Objective:
The records should be written out in full, with nothing altered.

** Begin Records **

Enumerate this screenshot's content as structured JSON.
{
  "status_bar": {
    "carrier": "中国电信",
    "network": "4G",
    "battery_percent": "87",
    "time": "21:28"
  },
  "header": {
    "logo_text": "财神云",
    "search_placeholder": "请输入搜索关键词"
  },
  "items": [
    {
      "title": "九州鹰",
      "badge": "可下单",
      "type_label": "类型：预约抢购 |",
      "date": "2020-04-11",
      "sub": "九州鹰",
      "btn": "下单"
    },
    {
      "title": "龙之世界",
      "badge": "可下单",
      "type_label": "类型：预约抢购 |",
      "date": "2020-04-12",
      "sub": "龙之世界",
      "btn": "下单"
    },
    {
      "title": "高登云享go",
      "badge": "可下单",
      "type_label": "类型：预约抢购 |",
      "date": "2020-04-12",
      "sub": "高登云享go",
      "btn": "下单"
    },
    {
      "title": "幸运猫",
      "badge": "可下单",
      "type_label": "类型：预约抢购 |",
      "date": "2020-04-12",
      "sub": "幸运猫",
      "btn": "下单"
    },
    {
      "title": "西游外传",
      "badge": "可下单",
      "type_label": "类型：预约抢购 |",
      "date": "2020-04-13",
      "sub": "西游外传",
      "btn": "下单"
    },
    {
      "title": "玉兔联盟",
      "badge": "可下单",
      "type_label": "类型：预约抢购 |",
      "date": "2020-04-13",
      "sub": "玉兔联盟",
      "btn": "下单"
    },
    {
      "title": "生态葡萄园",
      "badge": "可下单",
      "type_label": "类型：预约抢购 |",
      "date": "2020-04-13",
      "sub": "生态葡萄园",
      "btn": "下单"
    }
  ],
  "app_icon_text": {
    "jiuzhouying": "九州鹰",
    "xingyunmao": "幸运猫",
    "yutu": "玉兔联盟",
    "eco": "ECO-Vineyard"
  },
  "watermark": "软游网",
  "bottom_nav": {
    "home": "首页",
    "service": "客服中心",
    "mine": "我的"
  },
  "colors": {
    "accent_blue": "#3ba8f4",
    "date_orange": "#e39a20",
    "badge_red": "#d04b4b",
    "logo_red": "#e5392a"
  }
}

** End Records **

Expected output:
Enumerate this screenshot's content as structured JSON.
{
  "status_bar": {
    "carrier": "中国电信",
    "network": "4G",
    "battery_percent": "87",
    "time": "21:28"
  },
  "header": {
    "logo_text": "财神云",
    "search_placeholder": "请输入搜索关键词"
  },
  "items": [
    {
      "title": "九州鹰",
      "badge": "可下单",
      "type_label": "类型：预约抢购 |",
      "date": "2020-04-11",
      "sub": "九州鹰",
      "btn": "下单"
    },
    {
      "title": "龙之世界",
      "badge": "可下单",
      "type_label": "类型：预约抢购 |",
      "date": "2020-04-12",
      "sub": "龙之世界",
      "btn": "下单"
    },
    {
      "title": "高登云享go",
      "badge": "可下单",
      "type_label": "类型：预约抢购 |",
      "date": "2020-04-12",
      "sub": "高登云享go",
      "btn": "下单"
    },
    {
      "title": "幸运猫",
      "badge": "可下单",
      "type_label": "类型：预约抢购 |",
      "date": "2020-04-12",
      "sub": "幸运猫",
      "btn": "下单"
    },
    {
      "title": "西游外传",
      "badge": "可下单",
      "type_label": "类型：预约抢购 |",
      "date": "2020-04-13",
      "sub": "西游外传",
      "btn": "下单"
    },
    {
      "title": "玉兔联盟",
      "badge": "可下单",
      "type_label": "类型：预约抢购 |",
      "date": "2020-04-13",
      "sub": "玉兔联盟",
      "btn": "下单"
    },
    {
      "title": "生态葡萄园",
      "badge": "可下单",
      "type_label": "类型：预约抢购 |",
      "date": "2020-04-13",
      "sub": "生态葡萄园",
      "btn": "下单"
    }
  ],
  "app_icon_text": {
    "jiuzhouying": "九州鹰",
    "xingyunmao": "幸运猫",
    "yutu": "玉兔联盟",
    "eco": "ECO-Vineyard"
  },
  "watermark": "软游网",
  "bottom_nav": {
    "home": "首页",
    "service": "客服中心",
    "mine": "我的"
  },
  "colors": {
    "accent_blue": "#3ba8f4",
    "date_orange": "#e39a20",
    "badge_red": "#d04b4b",
    "logo_red": "#e5392a"
  }
}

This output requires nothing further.